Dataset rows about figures
--- start ---

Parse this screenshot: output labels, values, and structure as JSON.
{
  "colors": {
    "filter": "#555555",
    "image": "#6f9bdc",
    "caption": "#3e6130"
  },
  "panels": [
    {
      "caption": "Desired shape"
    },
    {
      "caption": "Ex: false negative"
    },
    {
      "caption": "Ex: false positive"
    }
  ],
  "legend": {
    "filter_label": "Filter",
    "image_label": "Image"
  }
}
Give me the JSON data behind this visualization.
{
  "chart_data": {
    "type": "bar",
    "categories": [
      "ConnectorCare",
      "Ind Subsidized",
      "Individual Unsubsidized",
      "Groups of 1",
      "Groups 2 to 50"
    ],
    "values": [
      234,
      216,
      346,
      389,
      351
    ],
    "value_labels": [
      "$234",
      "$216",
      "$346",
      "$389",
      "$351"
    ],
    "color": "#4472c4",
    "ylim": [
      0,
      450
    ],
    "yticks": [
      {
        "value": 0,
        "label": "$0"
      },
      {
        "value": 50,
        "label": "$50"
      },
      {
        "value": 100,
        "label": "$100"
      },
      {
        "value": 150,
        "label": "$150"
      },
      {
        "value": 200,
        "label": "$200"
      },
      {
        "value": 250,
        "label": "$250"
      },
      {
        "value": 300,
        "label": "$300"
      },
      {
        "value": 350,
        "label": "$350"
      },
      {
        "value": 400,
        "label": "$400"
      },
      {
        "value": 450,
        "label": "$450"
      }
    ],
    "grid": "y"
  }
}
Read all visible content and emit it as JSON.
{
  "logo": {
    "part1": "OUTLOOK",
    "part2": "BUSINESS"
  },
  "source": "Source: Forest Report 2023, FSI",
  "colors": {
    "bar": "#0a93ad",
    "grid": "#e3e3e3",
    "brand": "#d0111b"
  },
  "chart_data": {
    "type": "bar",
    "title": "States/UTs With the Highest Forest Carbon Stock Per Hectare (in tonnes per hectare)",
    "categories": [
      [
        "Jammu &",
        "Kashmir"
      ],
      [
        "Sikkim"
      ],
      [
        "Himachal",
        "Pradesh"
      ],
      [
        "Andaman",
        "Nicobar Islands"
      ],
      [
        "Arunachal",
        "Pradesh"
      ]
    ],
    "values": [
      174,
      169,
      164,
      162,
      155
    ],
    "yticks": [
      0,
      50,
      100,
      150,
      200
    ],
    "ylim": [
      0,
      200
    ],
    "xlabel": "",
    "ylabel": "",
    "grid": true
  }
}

--- end ---

#### [Direction]
Every line above should be printed again exactly as it stands.

#### [Task response]
Parse this screenshot: output labels, values, and structure as JSON.
{
  "colors": {
    "filter": "#555555",
    "image": "#6f9bdc",
    "caption": "#3e6130"
  },
  "panels": [
    {
      "caption": "Desired shape"
    },
    {
      "caption": "Ex: false negative"
    },
    {
      "caption": "Ex: false positive"
    }
  ],
  "legend": {
    "filter_label": "Filter",
    "image_label": "Image"
  }
}
Give me the JSON data behind this visualization.
{
  "chart_data": {
    "type": "bar",
    "categories": [
      "ConnectorCare",
      "Ind Subsidized",
      "Individual Unsubsidized",
      "Groups of 1",
      "Groups 2 to 50"
    ],
    "values": [
      234,
      216,
      346,
      389,
      351
    ],
    "value_labels": [
      "$234",
      "$216",
      "$346",
      "$389",
      "$351"
    ],
    "color": "#4472c4",
    "ylim": [
      0,
      450
    ],
    "yticks": [
      {
        "value": 0,
        "label": "$0"
      },
      {
        "value": 50,
        "label": "$50"
      },
      {
        "value": 100,
        "label": "$100"
      },
      {
        "value": 150,
        "label": "$150"
      },
      {
        "value": 200,
        "label": "$200"
      },
      {
        "value": 250,
        "label": "$250"
      },
      {
        "value": 300,
        "label": "$300"
      },
      {
        "value": 350,
        "label": "$350"
      },
      {
        "value": 400,
        "label": "$400"
      },
      {
        "value": 450,
        "label": "$450"
      }
    ],
    "grid": "y"
  }
}
Read all visible content and emit it as JSON.
{
  "logo": {
    "part1": "OUTLOOK",
    "part2": "BUSINESS"
  },
  "source": "Source: Forest Report 2023, FSI",
  "colors": {
    "bar": "#0a93ad",
    "grid": "#e3e3e3",
    "brand": "#d0111b"
  },
  "chart_data": {
    "type": "bar",
    "title": "States/UTs With the Highest Forest Carbon Stock Per Hectare (in tonnes per hectare)",
    "categories": [
      [
        "Jammu &",
        "Kashmir"
      ],
      [
        "Sikkim"
      ],
      [
        "Himachal",
        "Pradesh"
      ],
      [
        "Andaman",
        "Nicobar Islands"
      ],
      [
        "Arunachal",
        "Pradesh"
      ]
    ],
    "values": [
      174,
      169,
      164,
      162,
      155
    ],
    "yticks": [
      0,
      50,
      100,
      150,
      200
    ],
    "ylim": [
      0,
      200
    ],
    "xlabel": "",
    "ylabel": "",
    "grid": true
  }
}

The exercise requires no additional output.